Start of Exercise inputs

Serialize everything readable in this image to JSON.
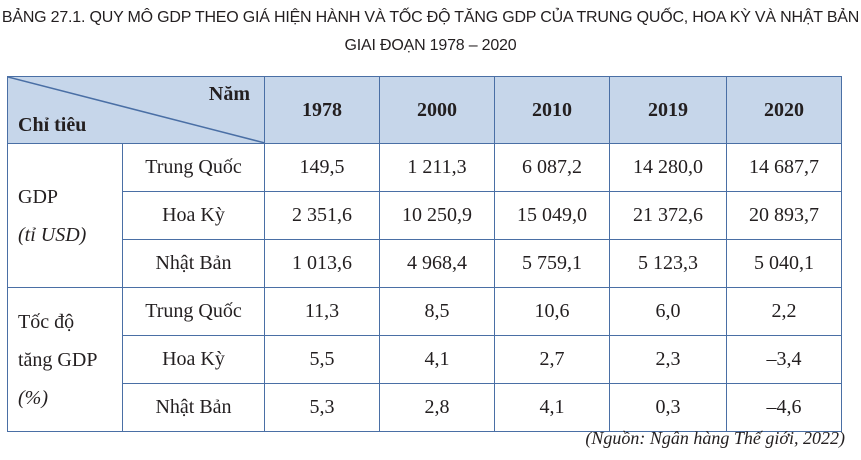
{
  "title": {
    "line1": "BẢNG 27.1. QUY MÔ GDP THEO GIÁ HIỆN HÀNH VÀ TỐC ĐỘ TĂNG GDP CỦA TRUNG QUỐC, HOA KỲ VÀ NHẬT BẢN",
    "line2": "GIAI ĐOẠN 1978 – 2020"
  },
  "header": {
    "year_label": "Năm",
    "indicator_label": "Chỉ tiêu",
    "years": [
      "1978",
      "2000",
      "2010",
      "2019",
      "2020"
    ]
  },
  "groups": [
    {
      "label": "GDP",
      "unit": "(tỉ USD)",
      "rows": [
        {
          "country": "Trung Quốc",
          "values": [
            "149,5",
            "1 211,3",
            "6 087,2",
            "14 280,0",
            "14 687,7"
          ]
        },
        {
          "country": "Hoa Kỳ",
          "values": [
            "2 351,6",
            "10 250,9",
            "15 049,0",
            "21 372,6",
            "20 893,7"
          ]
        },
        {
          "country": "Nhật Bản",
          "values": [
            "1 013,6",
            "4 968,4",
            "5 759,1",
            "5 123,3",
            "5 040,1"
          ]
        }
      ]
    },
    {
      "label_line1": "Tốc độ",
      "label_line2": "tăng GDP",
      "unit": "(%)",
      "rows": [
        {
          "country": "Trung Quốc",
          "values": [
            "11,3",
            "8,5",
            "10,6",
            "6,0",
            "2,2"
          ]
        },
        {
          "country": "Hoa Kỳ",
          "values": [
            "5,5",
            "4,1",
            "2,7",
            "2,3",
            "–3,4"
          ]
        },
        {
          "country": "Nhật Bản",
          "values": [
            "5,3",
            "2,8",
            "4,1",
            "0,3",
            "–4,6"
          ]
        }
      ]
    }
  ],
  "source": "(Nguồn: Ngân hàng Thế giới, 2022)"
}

End of Exercise inputs

Print every entry above again without changing a word, and omit the pictures.

Serialize everything readable in this image to JSON.
{
  "title": {
    "line1": "BẢNG 27.1. QUY MÔ GDP THEO GIÁ HIỆN HÀNH VÀ TỐC ĐỘ TĂNG GDP CỦA TRUNG QUỐC, HOA KỲ VÀ NHẬT BẢN",
    "line2": "GIAI ĐOẠN 1978 – 2020"
  },
  "header": {
    "year_label": "Năm",
    "indicator_label": "Chỉ tiêu",
    "years": [
      "1978",
      "2000",
      "2010",
      "2019",
      "2020"
    ]
  },
  "groups": [
    {
      "label": "GDP",
      "unit": "(tỉ USD)",
      "rows": [
        {
          "country": "Trung Quốc",
          "values": [
            "149,5",
            "1 211,3",
            "6 087,2",
            "14 280,0",
            "14 687,7"
          ]
        },
        {
          "country": "Hoa Kỳ",
          "values": [
            "2 351,6",
            "10 250,9",
            "15 049,0",
            "21 372,6",
            "20 893,7"
          ]
        },
        {
          "country": "Nhật Bản",
          "values": [
            "1 013,6",
            "4 968,4",
            "5 759,1",
            "5 123,3",
            "5 040,1"
          ]
        }
      ]
    },
    {
      "label_line1": "Tốc độ",
      "label_line2": "tăng GDP",
      "unit": "(%)",
      "rows": [
        {
          "country": "Trung Quốc",
          "values": [
            "11,3",
            "8,5",
            "10,6",
            "6,0",
            "2,2"
          ]
        },
        {
          "country": "Hoa Kỳ",
          "values": [
            "5,5",
            "4,1",
            "2,7",
            "2,3",
            "–3,4"
          ]
        },
        {
          "country": "Nhật Bản",
          "values": [
            "5,3",
            "2,8",
            "4,1",
            "0,3",
            "–4,6"
          ]
        }
      ]
    }
  ],
  "source": "(Nguồn: Ngân hàng Thế giới, 2022)"
}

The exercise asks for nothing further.